Volume 717: debated on Monday 1 March 2010


My right honourable friend the Lord Chancellor and Secretary of State for Justice (Jack Straw) made the following Written Ministerial Statement on Friday 26 February 2010.

I yesterday laid before each House a copy of the Government’s response to the 30 Year Rule Review (Cm 7822). Copies of this document are available in the Libraries of both Houses and also in the Vote Office and the Printed Paper Office.

This publication will further the Government’s plans to increase the accessibility of public information to improve the culture of openness and transparency in public life.

The right to access information has become a cornerstone of our democracy. On 25 October 2007, my right honourable friend, the Prime Minister, announced an independent review of the 30-year rule. The review, chaired by Paul Dacre, published its findings in January 2009. The Government have carefully considered those findings.

As my right honourable friend, the Prime Minister, announced on 10 June 2009 (Official Report, Commons, 10 June 2009 col. 797) the Government plan to reduce the rule to 20 years via amendments to the Public Records Act 1958 and the Freedom of Information Act 2000. The Government believe that a 20-year rule offers the best balance between openness, affordability and the protection of the public interest in good government.

GIVEN RECORDS >>
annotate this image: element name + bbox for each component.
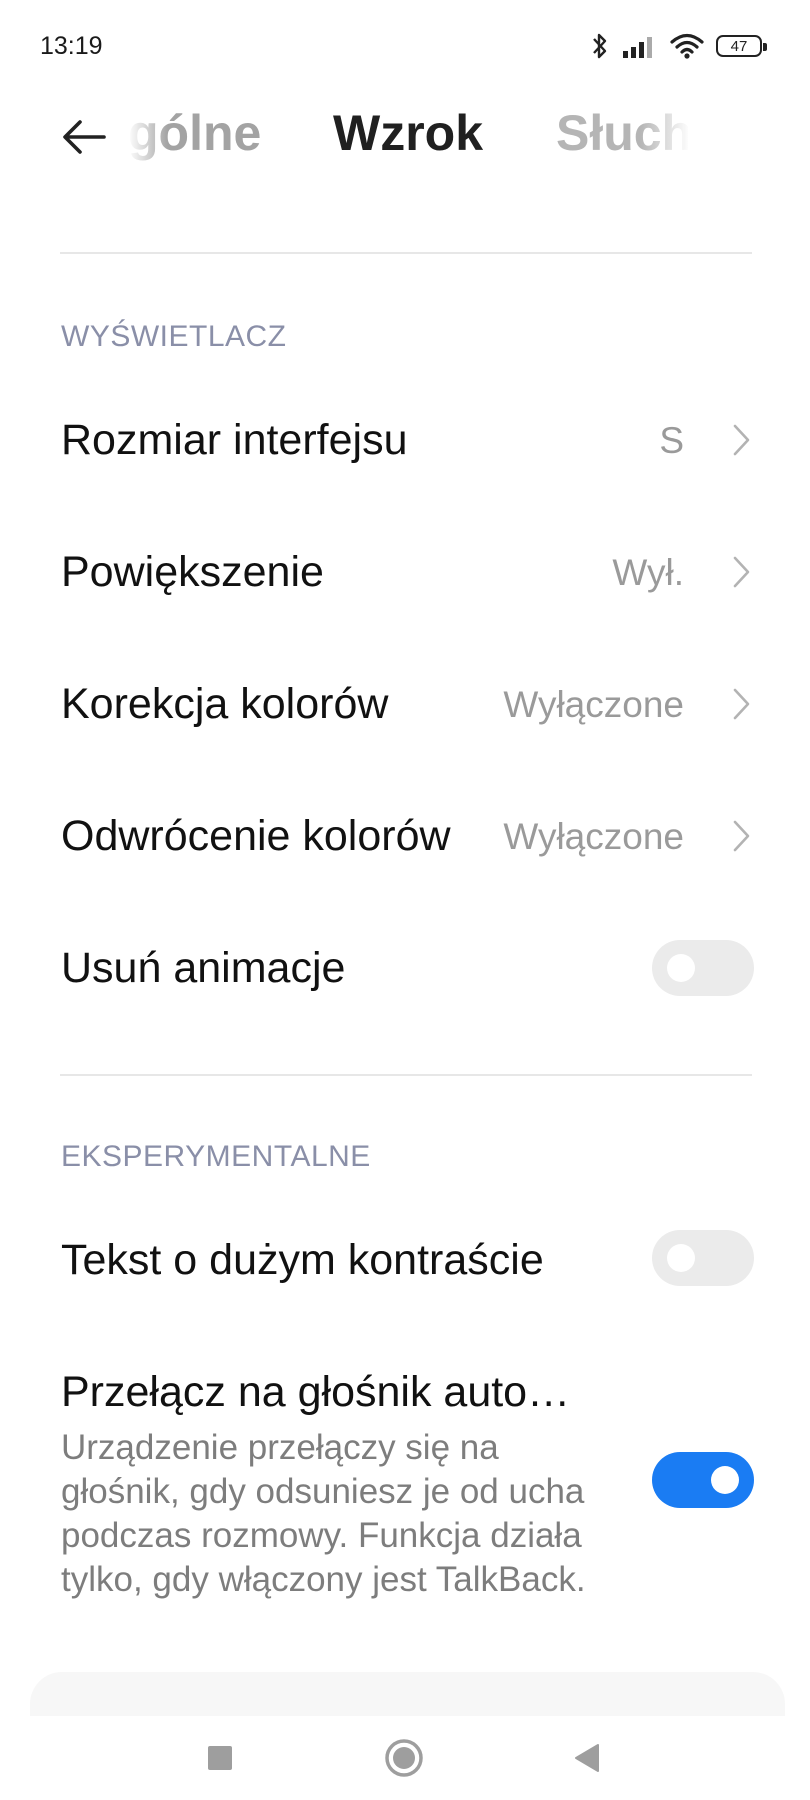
tab-bar: gólne Wzrok Słuch bbox=[128, 92, 688, 202]
toggle-remove-animations[interactable] bbox=[652, 940, 754, 996]
back-button[interactable] bbox=[60, 112, 120, 172]
status-time: 13:19 bbox=[40, 32, 103, 60]
row-description-line: Urządzenie przełączy się na bbox=[61, 1428, 499, 1467]
row-value: Wyłączone bbox=[503, 684, 684, 725]
home-button[interactable] bbox=[382, 1736, 426, 1780]
battery-icon: 47 bbox=[716, 35, 767, 57]
toggle-knob bbox=[667, 1244, 695, 1272]
wifi-icon bbox=[670, 33, 704, 59]
row-label: Rozmiar interfejsu bbox=[61, 416, 408, 464]
header-divider bbox=[60, 252, 752, 254]
tab-vision[interactable]: Wzrok bbox=[333, 104, 483, 162]
tab-fade-right bbox=[640, 92, 690, 202]
row-description-line: głośnik, gdy odsuniesz je od ucha bbox=[61, 1472, 585, 1511]
row-value: S bbox=[659, 420, 684, 461]
battery-level: 47 bbox=[730, 37, 748, 55]
signal-icon bbox=[623, 37, 652, 58]
square-icon bbox=[208, 1746, 232, 1770]
section-title-experimental: EKSPERYMENTALNE bbox=[61, 1140, 371, 1173]
status-icons: 47 bbox=[590, 26, 767, 66]
row-auto-speaker[interactable]: Przełącz na głośnik auto… Urządzenie prz… bbox=[0, 1360, 810, 1610]
toggle-knob bbox=[711, 1466, 739, 1494]
chevron-right-icon bbox=[733, 424, 750, 456]
toggle-high-contrast-text[interactable] bbox=[652, 1230, 754, 1286]
chevron-right-icon bbox=[733, 820, 750, 852]
row-label: Przełącz na głośnik auto… bbox=[61, 1368, 571, 1416]
row-label: Tekst o dużym kontraście bbox=[61, 1236, 544, 1284]
row-description-line: podczas rozmowy. Funkcja działa bbox=[61, 1516, 582, 1555]
section-title-display: WYŚWIETLACZ bbox=[61, 320, 287, 353]
toggle-knob bbox=[667, 954, 695, 982]
row-label: Usuń animacje bbox=[61, 944, 346, 992]
chevron-right-icon bbox=[733, 556, 750, 588]
triangle-back-icon bbox=[575, 1744, 599, 1772]
row-interface-size[interactable]: Rozmiar interfejsu S bbox=[0, 380, 810, 500]
back-arrow-icon bbox=[63, 120, 106, 154]
recents-button[interactable] bbox=[198, 1736, 242, 1780]
row-remove-animations[interactable]: Usuń animacje bbox=[0, 908, 810, 1028]
row-label: Odwrócenie kolorów bbox=[61, 812, 451, 860]
row-color-correction[interactable]: Korekcja kolorów Wyłączone bbox=[0, 644, 810, 764]
section-divider bbox=[60, 1074, 752, 1076]
status-bar: 13:19 47 bbox=[0, 0, 810, 92]
back-nav-button[interactable] bbox=[566, 1736, 610, 1780]
row-description: Urządzenie przełączy się na głośnik, gdy… bbox=[61, 1426, 641, 1602]
tab-fade-left bbox=[128, 92, 168, 202]
bluetooth-icon bbox=[593, 33, 607, 59]
toggle-auto-speaker[interactable] bbox=[652, 1452, 754, 1508]
row-value: Wył. bbox=[612, 552, 684, 593]
row-label: Powiększenie bbox=[61, 548, 324, 596]
row-value: Wyłączone bbox=[503, 816, 684, 857]
navigation-bar bbox=[0, 1716, 810, 1800]
chevron-right-icon bbox=[733, 688, 750, 720]
row-high-contrast-text[interactable]: Tekst o dużym kontraście bbox=[0, 1200, 810, 1320]
home-circle-icon bbox=[385, 1739, 423, 1777]
row-color-inversion[interactable]: Odwrócenie kolorów Wyłączone bbox=[0, 776, 810, 896]
row-magnification[interactable]: Powiększenie Wył. bbox=[0, 512, 810, 632]
row-label: Korekcja kolorów bbox=[61, 680, 389, 728]
row-description-line: tylko, gdy włączony jest TalkBack. bbox=[61, 1560, 586, 1599]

SET EXERCISE 1 >> Translate this sentence from the ministerial statement on the 30-year rule into Spanish: "The right to access information has become a cornerstone of our democracy."
SET EXERCISE 2 >> Write a continuation of the ministerial statement on the 30-year rule, starting after its final sentence.

EXERCISE OUTPUT 1 >> El derecho de acceso a la información se ha convertido en una piedra angular de nuestra democracia.

EXERCISE OUTPUT 2 >>
The new information access arrangements set out in the Government’s response to the 30-year rule review will provide earlier access to a wide range of public documents, while also ensuring that we are able to protect the most sensitive information and the constitutional relationships that underpin our system of government.

In order to bring forward these important proposals the Government yesterday tabled amendments to the Constitutional Renewal and Governance Bill. Those amendments also provide protection to Royal records.

I would like to express my gratitude to Paul Dacre, and his two colleagues on the review Sir Joseph Pilling and Professor Sir David Cannadine for all their work on the review.